■ SHORT TASK: Search the material below for the string "Programları" and extract each line that has it.

■ STORED ROWS:

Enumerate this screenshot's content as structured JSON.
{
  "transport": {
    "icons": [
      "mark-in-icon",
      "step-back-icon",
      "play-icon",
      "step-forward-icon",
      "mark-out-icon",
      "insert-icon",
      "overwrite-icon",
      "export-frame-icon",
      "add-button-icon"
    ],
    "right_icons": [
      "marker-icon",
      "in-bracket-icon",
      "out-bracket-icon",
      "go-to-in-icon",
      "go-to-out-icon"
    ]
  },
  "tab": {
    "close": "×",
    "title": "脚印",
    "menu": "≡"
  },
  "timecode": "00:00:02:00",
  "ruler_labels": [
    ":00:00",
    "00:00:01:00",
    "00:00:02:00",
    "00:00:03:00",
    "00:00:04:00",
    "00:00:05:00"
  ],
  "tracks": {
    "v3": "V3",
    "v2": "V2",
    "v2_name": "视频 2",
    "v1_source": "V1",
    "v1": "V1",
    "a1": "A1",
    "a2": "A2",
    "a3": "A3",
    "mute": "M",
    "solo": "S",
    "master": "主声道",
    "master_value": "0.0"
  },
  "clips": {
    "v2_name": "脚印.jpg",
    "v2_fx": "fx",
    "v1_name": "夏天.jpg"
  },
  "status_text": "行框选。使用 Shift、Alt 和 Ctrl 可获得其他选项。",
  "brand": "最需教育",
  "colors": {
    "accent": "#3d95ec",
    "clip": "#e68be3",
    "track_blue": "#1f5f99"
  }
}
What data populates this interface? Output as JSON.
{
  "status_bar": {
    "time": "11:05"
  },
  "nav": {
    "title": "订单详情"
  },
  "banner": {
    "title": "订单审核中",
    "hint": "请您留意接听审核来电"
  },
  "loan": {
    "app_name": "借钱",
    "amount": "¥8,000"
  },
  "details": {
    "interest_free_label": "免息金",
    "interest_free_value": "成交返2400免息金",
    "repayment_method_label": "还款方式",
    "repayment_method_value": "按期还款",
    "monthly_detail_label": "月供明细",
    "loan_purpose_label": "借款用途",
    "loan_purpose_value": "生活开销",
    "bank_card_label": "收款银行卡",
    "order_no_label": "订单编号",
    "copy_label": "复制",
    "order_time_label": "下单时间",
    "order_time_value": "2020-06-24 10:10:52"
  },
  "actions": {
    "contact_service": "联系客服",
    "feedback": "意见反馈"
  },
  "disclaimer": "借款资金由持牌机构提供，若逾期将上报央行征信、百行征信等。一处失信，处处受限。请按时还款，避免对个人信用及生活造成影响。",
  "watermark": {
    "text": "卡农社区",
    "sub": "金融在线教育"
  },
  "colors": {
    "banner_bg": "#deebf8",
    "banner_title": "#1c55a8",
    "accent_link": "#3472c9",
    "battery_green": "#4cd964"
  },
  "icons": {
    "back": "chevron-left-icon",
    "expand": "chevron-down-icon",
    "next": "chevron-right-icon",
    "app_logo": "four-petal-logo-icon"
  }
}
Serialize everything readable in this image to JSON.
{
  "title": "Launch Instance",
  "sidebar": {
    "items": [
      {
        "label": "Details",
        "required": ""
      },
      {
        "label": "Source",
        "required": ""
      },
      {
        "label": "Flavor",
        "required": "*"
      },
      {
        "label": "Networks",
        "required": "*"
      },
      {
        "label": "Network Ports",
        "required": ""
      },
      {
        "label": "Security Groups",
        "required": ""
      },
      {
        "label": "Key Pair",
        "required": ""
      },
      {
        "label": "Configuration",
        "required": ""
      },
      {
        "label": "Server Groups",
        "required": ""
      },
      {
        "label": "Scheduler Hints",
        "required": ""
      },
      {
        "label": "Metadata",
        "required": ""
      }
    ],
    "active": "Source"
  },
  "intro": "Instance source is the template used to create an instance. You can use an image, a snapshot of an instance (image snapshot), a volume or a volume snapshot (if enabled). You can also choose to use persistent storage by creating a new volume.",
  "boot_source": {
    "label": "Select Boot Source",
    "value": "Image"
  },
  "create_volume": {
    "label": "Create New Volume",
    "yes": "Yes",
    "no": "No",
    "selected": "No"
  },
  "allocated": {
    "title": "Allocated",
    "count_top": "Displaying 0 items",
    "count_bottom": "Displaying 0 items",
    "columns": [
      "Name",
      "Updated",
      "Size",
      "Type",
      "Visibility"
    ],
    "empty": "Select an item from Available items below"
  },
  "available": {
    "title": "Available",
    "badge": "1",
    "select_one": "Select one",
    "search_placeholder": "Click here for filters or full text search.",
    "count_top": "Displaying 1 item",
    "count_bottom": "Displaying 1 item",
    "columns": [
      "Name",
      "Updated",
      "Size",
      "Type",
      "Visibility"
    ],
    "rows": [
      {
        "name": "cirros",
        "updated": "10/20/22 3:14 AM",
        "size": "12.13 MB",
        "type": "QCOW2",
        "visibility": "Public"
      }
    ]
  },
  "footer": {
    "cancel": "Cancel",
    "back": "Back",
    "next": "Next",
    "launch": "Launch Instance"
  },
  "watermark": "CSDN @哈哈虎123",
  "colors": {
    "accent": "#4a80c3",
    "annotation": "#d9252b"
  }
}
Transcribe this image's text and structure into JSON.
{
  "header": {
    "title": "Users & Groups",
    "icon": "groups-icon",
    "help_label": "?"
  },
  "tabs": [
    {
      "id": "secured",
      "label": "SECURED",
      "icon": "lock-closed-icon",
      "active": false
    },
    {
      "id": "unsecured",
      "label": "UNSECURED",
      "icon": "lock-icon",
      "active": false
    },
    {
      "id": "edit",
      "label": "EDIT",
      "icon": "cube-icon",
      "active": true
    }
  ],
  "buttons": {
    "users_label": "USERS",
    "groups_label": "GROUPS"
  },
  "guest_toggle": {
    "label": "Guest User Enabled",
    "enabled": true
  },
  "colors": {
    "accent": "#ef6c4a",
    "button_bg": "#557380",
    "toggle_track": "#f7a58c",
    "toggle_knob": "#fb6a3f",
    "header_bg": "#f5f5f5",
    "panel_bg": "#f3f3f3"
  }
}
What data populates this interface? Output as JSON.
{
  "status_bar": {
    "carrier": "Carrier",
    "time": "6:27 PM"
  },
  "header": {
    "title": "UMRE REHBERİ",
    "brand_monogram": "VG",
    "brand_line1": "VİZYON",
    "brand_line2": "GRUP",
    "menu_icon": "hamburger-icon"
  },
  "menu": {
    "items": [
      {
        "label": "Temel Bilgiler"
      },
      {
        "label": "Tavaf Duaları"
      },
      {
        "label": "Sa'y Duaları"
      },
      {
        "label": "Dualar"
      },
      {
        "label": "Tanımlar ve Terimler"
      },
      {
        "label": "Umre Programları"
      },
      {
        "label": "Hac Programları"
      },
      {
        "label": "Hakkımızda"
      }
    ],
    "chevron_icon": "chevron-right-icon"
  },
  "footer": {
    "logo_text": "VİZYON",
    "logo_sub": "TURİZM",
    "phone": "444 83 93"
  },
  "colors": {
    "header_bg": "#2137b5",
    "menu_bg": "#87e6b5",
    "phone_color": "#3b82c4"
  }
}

■ SOLUTION FOR THIS TASK:
        "label": "Umre Programları"
        "label": "Hac Programları"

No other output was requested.